**GIVEN EXERCISE**. Which lines in the records below contain the word "structure"? Copy each one out.

— Start THE RECORDS —

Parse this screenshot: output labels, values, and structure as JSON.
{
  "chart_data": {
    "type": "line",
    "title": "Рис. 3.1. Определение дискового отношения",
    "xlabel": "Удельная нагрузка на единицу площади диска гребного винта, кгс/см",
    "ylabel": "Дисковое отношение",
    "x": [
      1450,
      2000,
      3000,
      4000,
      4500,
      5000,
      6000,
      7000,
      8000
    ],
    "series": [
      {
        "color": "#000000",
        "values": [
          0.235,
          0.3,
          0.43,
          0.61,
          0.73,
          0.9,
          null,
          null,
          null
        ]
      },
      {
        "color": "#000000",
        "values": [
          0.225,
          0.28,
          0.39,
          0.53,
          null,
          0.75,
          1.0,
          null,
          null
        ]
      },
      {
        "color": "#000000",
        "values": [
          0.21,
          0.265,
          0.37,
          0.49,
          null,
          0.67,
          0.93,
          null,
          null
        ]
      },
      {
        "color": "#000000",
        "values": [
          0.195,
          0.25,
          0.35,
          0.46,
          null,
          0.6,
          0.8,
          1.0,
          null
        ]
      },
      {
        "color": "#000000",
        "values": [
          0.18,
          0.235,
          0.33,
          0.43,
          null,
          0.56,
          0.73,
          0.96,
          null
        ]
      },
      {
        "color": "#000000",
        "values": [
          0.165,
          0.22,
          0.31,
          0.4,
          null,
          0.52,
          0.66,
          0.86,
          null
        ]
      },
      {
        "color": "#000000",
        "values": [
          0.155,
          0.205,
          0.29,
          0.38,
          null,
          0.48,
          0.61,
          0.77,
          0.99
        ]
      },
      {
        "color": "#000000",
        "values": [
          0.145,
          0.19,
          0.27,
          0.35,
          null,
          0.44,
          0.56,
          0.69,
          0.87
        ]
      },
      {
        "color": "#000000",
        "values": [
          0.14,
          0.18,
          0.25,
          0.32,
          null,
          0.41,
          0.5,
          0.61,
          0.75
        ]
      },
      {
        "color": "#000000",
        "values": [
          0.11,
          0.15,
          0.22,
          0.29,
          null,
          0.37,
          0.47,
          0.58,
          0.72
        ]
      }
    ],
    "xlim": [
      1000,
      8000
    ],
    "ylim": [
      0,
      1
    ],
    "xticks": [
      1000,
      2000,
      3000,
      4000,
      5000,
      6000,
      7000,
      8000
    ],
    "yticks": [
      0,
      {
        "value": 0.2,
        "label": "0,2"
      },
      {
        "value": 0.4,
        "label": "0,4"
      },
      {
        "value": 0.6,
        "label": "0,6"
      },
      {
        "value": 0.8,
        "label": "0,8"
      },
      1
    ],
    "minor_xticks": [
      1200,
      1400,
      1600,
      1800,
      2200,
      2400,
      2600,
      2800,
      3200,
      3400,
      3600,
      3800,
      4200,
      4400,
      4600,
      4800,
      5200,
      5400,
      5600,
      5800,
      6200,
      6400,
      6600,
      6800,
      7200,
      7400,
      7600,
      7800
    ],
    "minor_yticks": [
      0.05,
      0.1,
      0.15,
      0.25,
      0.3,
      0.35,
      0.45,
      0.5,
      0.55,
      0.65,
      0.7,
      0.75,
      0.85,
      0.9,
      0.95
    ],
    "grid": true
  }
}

— End THE RECORDS —
— Start THE RECORDS —

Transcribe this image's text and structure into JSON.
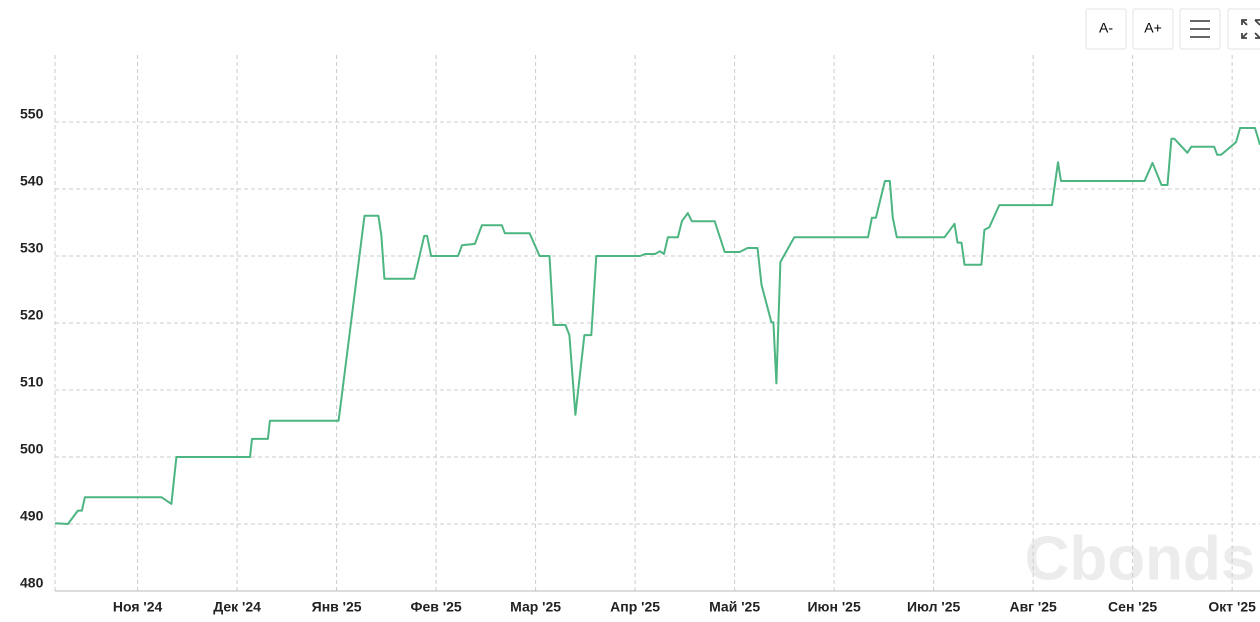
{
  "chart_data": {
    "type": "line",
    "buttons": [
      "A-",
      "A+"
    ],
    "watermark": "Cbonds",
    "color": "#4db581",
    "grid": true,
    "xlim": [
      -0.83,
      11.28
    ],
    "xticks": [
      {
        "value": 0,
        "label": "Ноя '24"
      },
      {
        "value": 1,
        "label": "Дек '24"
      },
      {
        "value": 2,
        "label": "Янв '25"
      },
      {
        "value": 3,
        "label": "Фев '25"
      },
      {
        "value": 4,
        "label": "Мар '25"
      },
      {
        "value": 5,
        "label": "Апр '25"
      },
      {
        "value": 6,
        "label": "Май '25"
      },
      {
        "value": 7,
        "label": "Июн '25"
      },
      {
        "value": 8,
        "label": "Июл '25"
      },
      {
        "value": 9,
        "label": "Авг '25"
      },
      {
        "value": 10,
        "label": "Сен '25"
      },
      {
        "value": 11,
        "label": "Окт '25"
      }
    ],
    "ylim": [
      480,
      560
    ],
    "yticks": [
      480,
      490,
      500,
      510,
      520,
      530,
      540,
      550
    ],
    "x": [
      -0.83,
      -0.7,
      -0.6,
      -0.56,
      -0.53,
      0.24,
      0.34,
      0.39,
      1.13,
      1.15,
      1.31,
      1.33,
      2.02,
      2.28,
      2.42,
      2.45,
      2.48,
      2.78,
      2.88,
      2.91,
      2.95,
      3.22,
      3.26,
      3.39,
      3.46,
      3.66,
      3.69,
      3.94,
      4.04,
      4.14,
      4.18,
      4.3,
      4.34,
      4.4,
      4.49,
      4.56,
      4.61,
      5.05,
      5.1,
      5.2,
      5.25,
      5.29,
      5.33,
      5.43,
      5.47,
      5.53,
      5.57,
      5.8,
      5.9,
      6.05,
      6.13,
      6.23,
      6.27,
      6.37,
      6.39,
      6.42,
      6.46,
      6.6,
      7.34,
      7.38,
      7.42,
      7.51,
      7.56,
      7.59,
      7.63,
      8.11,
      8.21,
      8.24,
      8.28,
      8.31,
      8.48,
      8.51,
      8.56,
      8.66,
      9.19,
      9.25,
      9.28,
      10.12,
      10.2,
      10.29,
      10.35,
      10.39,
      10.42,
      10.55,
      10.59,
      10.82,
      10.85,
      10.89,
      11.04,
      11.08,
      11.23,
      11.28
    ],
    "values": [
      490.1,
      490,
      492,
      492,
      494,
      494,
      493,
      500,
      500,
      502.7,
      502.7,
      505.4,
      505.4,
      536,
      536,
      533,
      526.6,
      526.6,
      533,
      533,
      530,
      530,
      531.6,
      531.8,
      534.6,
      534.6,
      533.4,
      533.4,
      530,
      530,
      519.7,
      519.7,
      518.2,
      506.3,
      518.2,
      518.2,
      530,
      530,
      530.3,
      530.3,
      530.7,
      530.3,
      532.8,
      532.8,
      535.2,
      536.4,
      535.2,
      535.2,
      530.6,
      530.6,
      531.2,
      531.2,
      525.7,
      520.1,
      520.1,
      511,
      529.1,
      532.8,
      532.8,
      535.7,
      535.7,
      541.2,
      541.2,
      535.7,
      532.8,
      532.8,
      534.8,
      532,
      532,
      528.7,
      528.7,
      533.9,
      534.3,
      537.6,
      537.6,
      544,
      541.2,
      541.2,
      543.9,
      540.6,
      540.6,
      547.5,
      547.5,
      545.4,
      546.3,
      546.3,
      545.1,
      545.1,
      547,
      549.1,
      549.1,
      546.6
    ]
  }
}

— End THE RECORDS —
— Start THE RECORDS —

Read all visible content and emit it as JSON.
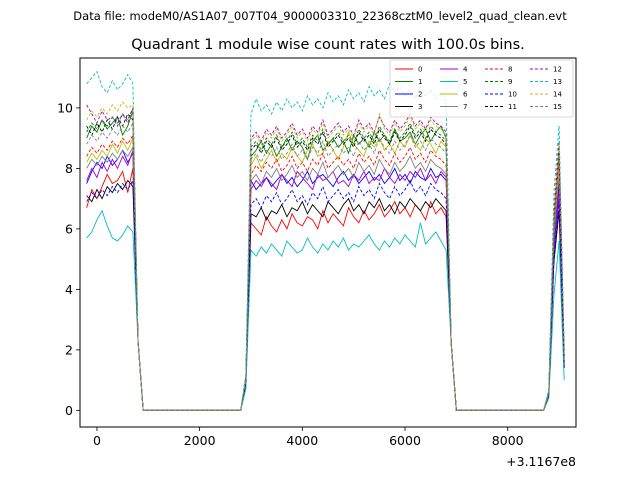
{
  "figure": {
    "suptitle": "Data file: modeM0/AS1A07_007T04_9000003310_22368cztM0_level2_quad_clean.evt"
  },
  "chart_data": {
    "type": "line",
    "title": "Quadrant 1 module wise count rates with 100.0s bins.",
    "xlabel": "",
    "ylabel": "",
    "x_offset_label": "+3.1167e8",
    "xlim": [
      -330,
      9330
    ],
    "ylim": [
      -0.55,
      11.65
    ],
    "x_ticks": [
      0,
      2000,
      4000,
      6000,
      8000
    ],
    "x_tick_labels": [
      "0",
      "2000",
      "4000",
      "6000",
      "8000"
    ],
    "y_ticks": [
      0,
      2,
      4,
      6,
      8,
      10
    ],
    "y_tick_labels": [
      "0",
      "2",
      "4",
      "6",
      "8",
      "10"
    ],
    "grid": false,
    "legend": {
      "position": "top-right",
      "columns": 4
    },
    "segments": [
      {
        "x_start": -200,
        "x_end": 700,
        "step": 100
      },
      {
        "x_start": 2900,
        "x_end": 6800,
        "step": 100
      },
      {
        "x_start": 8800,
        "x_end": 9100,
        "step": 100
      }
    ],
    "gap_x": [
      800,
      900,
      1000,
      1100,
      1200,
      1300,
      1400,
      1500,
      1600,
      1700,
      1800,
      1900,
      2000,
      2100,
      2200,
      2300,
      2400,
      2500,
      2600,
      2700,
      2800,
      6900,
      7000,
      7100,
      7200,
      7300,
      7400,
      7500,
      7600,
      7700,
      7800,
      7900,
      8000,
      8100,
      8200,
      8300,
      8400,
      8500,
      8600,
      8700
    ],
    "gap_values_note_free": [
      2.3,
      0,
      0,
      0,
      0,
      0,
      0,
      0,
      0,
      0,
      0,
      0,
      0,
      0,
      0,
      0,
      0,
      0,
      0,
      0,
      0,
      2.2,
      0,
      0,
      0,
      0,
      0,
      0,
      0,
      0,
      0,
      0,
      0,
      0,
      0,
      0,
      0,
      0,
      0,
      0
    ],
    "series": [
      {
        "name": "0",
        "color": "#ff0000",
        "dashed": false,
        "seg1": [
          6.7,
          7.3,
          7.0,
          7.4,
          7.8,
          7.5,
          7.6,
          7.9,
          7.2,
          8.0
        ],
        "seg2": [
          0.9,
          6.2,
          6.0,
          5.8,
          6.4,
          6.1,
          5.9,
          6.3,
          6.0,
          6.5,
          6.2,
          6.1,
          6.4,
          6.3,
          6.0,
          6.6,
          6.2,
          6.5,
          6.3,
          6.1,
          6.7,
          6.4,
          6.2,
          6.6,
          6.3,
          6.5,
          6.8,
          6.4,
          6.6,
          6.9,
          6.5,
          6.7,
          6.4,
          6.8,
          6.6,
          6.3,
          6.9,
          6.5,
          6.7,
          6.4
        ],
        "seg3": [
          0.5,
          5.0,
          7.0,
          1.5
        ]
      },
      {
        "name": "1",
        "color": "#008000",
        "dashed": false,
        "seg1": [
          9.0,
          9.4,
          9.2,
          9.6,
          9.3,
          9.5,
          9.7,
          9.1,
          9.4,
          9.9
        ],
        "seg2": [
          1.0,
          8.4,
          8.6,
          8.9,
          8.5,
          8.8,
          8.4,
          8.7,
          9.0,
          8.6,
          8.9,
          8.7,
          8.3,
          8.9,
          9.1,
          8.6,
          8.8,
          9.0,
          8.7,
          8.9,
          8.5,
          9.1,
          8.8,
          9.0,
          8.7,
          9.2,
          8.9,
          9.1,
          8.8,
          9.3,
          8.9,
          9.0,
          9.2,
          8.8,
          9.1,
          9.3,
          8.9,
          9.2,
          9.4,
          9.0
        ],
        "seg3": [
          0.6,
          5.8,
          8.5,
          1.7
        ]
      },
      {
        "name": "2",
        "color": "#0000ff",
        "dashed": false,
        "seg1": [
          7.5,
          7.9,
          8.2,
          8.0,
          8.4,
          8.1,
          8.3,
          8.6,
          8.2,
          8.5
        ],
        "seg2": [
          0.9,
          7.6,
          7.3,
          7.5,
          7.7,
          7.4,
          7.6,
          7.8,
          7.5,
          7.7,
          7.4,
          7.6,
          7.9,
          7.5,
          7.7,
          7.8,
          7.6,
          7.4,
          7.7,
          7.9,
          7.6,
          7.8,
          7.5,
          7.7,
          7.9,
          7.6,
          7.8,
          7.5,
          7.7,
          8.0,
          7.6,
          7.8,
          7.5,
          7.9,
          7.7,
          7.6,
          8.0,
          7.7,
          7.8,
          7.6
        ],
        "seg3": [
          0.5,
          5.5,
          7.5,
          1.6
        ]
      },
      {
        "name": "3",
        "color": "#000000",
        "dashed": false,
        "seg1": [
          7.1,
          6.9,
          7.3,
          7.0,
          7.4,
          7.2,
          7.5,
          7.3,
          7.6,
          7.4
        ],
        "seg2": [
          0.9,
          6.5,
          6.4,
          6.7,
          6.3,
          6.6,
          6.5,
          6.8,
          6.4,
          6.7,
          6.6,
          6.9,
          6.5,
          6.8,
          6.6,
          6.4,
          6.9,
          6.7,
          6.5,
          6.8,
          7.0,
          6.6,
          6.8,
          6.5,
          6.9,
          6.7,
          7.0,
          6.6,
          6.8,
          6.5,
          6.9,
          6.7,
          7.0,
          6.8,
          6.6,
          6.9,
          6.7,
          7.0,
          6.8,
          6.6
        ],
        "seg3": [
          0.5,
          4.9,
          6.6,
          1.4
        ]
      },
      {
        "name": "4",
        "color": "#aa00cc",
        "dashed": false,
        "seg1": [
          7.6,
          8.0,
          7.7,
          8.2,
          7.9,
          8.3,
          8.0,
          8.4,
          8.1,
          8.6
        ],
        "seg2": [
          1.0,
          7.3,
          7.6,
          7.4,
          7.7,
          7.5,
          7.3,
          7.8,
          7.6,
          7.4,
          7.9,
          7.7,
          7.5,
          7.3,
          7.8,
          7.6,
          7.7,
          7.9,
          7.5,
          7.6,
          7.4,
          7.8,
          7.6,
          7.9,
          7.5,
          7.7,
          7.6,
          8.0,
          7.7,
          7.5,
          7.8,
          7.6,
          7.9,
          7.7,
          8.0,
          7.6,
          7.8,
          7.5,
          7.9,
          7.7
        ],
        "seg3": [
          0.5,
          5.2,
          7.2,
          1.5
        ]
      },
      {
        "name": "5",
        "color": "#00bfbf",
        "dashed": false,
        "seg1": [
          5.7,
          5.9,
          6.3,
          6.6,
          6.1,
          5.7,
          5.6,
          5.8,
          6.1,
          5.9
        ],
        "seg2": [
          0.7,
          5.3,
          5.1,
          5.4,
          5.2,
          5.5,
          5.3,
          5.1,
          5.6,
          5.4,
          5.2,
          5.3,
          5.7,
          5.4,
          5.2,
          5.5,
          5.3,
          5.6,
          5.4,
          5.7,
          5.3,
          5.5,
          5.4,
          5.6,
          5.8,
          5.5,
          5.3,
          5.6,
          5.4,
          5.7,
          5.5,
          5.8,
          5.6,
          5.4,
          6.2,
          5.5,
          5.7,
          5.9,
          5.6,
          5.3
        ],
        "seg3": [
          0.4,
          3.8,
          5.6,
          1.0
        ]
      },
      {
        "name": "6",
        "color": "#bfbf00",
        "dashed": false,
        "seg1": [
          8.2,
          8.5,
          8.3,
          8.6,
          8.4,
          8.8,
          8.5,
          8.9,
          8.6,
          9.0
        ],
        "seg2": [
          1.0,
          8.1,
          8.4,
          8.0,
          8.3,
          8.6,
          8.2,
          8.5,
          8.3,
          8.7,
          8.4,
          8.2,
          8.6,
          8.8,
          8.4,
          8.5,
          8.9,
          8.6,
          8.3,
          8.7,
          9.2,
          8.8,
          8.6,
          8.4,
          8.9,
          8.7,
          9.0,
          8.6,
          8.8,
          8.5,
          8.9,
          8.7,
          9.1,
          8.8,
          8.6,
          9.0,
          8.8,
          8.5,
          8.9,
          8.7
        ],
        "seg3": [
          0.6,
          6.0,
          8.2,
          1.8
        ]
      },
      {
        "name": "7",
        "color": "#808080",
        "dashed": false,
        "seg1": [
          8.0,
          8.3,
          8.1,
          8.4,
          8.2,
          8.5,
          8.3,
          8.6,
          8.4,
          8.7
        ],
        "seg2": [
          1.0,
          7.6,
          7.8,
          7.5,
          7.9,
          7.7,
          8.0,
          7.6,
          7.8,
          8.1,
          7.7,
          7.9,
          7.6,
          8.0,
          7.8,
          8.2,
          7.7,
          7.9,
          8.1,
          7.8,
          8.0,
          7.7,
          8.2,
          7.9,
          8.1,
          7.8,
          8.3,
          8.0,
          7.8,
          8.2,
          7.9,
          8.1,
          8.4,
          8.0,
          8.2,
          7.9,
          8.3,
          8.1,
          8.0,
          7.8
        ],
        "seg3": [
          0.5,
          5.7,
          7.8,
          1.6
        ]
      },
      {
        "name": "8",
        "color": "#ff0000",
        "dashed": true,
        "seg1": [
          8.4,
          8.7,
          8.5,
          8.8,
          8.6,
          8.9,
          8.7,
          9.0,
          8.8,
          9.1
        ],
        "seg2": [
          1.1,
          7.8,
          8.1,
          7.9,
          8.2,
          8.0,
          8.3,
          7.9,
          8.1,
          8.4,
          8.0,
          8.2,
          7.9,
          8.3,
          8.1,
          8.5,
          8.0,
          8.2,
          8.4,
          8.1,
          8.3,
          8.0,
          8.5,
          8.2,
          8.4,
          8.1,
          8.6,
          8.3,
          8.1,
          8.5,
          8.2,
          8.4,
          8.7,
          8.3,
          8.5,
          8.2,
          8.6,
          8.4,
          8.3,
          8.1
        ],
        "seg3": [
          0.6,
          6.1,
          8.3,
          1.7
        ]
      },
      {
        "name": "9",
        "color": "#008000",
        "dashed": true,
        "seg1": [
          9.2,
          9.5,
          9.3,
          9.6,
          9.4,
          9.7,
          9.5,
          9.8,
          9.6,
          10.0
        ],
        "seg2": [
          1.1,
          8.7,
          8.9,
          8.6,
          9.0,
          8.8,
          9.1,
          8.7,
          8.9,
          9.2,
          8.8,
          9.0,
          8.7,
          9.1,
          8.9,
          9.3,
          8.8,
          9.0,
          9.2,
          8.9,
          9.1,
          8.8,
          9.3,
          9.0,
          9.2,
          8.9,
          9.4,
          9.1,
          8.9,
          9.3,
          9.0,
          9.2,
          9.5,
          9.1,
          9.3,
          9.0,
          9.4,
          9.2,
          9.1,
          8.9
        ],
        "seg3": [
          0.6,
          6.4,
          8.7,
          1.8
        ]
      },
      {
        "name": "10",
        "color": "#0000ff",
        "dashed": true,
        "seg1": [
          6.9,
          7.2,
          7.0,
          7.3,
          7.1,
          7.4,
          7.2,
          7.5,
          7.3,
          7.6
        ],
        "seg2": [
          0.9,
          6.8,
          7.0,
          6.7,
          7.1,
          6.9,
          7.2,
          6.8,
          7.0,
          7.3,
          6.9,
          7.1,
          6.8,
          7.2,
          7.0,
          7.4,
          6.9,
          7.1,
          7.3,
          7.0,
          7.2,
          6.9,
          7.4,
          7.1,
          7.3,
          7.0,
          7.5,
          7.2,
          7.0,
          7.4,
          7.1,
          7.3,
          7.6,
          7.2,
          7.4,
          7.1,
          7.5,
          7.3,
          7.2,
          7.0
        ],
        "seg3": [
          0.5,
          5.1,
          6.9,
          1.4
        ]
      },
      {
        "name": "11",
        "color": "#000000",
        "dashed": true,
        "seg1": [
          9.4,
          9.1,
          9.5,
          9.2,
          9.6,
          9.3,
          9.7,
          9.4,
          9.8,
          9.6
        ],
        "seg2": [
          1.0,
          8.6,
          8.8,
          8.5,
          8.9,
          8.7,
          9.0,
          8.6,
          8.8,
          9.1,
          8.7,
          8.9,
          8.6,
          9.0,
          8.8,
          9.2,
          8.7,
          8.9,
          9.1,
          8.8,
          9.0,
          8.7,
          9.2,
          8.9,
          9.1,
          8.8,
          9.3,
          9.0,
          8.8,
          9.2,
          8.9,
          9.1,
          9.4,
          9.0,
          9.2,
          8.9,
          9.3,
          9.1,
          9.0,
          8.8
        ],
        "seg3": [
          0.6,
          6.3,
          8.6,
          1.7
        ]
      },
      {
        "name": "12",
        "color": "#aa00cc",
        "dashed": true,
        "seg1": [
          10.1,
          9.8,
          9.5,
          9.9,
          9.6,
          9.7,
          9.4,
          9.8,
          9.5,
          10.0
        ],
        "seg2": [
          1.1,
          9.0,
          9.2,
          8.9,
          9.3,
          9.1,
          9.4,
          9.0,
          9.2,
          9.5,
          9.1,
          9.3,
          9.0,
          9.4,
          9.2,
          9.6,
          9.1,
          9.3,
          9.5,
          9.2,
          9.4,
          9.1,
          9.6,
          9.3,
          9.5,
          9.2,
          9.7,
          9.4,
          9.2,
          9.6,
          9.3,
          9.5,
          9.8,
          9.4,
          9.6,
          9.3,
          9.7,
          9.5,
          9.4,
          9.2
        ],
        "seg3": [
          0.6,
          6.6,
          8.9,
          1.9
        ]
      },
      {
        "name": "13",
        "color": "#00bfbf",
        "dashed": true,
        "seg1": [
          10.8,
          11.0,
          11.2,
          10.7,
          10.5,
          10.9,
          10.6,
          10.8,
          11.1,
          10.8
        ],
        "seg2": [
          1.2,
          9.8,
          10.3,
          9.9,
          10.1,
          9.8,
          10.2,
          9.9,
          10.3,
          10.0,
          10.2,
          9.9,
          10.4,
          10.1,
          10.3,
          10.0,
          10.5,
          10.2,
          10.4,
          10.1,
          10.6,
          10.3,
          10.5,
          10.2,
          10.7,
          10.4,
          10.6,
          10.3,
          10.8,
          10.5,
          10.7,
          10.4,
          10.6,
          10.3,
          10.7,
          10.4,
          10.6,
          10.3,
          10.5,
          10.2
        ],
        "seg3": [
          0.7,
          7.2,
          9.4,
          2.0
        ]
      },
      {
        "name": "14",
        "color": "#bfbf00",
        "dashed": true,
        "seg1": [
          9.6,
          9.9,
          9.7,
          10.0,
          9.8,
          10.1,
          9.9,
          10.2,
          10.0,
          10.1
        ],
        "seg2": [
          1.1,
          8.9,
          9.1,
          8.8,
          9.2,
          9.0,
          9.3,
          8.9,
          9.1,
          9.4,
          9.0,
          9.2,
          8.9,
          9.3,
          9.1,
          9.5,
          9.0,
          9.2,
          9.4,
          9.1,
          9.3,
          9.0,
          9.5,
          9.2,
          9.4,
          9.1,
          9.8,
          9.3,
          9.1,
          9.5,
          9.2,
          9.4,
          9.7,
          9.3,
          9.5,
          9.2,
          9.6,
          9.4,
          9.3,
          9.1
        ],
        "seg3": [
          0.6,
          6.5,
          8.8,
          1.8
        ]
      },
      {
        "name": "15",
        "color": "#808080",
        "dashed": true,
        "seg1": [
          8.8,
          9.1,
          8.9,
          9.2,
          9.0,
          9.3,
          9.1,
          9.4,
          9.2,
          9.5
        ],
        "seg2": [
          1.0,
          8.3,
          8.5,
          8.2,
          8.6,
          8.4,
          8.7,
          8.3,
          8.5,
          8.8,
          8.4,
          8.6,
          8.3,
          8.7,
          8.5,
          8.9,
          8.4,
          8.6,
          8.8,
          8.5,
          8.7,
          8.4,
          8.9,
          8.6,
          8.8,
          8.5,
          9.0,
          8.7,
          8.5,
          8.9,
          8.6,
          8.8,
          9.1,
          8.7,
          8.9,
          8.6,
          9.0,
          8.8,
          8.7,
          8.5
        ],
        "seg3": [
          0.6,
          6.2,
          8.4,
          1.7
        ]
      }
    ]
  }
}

— End THE RECORDS —

**OUTPUT BELOW**.
Parse this screenshot: output labels, values, and structure as JSON.
Transcribe this image's text and structure into JSON.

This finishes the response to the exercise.